(Figure content listings)
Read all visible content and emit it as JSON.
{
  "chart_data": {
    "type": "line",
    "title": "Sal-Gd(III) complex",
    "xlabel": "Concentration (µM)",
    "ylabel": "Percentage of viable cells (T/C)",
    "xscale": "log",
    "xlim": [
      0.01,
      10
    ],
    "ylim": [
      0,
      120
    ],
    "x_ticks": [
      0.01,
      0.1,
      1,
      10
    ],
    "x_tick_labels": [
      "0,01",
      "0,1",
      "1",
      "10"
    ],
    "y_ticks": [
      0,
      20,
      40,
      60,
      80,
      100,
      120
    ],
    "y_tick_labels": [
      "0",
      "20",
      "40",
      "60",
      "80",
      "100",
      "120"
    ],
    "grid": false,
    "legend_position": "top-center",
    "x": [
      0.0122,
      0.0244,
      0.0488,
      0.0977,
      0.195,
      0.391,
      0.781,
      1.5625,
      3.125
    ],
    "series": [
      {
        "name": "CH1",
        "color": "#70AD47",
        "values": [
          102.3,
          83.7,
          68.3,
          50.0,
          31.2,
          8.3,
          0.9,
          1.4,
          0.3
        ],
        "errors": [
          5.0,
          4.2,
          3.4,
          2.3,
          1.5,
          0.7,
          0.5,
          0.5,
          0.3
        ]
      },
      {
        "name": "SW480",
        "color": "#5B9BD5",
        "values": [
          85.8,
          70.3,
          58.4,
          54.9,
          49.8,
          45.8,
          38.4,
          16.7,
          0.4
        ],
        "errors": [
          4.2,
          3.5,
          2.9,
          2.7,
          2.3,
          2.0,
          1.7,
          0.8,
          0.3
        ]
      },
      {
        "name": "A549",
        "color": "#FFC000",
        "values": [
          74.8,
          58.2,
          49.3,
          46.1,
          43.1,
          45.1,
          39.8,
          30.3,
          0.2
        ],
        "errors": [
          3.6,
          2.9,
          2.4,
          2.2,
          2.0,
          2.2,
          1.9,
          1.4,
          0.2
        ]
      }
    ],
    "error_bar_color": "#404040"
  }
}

The problem: Please write out every line of the data exactly.

Exercise solution:
Read all visible content and emit it as JSON.
{
  "chart_data": {
    "type": "line",
    "title": "Sal-Gd(III) complex",
    "xlabel": "Concentration (µM)",
    "ylabel": "Percentage of viable cells (T/C)",
    "xscale": "log",
    "xlim": [
      0.01,
      10
    ],
    "ylim": [
      0,
      120
    ],
    "x_ticks": [
      0.01,
      0.1,
      1,
      10
    ],
    "x_tick_labels": [
      "0,01",
      "0,1",
      "1",
      "10"
    ],
    "y_ticks": [
      0,
      20,
      40,
      60,
      80,
      100,
      120
    ],
    "y_tick_labels": [
      "0",
      "20",
      "40",
      "60",
      "80",
      "100",
      "120"
    ],
    "grid": false,
    "legend_position": "top-center",
    "x": [
      0.0122,
      0.0244,
      0.0488,
      0.0977,
      0.195,
      0.391,
      0.781,
      1.5625,
      3.125
    ],
    "series": [
      {
        "name": "CH1",
        "color": "#70AD47",
        "values": [
          102.3,
          83.7,
          68.3,
          50.0,
          31.2,
          8.3,
          0.9,
          1.4,
          0.3
        ],
        "errors": [
          5.0,
          4.2,
          3.4,
          2.3,
          1.5,
          0.7,
          0.5,
          0.5,
          0.3
        ]
      },
      {
        "name": "SW480",
        "color": "#5B9BD5",
        "values": [
          85.8,
          70.3,
          58.4,
          54.9,
          49.8,
          45.8,
          38.4,
          16.7,
          0.4
        ],
        "errors": [
          4.2,
          3.5,
          2.9,
          2.7,
          2.3,
          2.0,
          1.7,
          0.8,
          0.3
        ]
      },
      {
        "name": "A549",
        "color": "#FFC000",
        "values": [
          74.8,
          58.2,
          49.3,
          46.1,
          43.1,
          45.1,
          39.8,
          30.3,
          0.2
        ],
        "errors": [
          3.6,
          2.9,
          2.4,
          2.2,
          2.0,
          2.2,
          1.9,
          1.4,
          0.2
        ]
      }
    ],
    "error_bar_color": "#404040"
  }
}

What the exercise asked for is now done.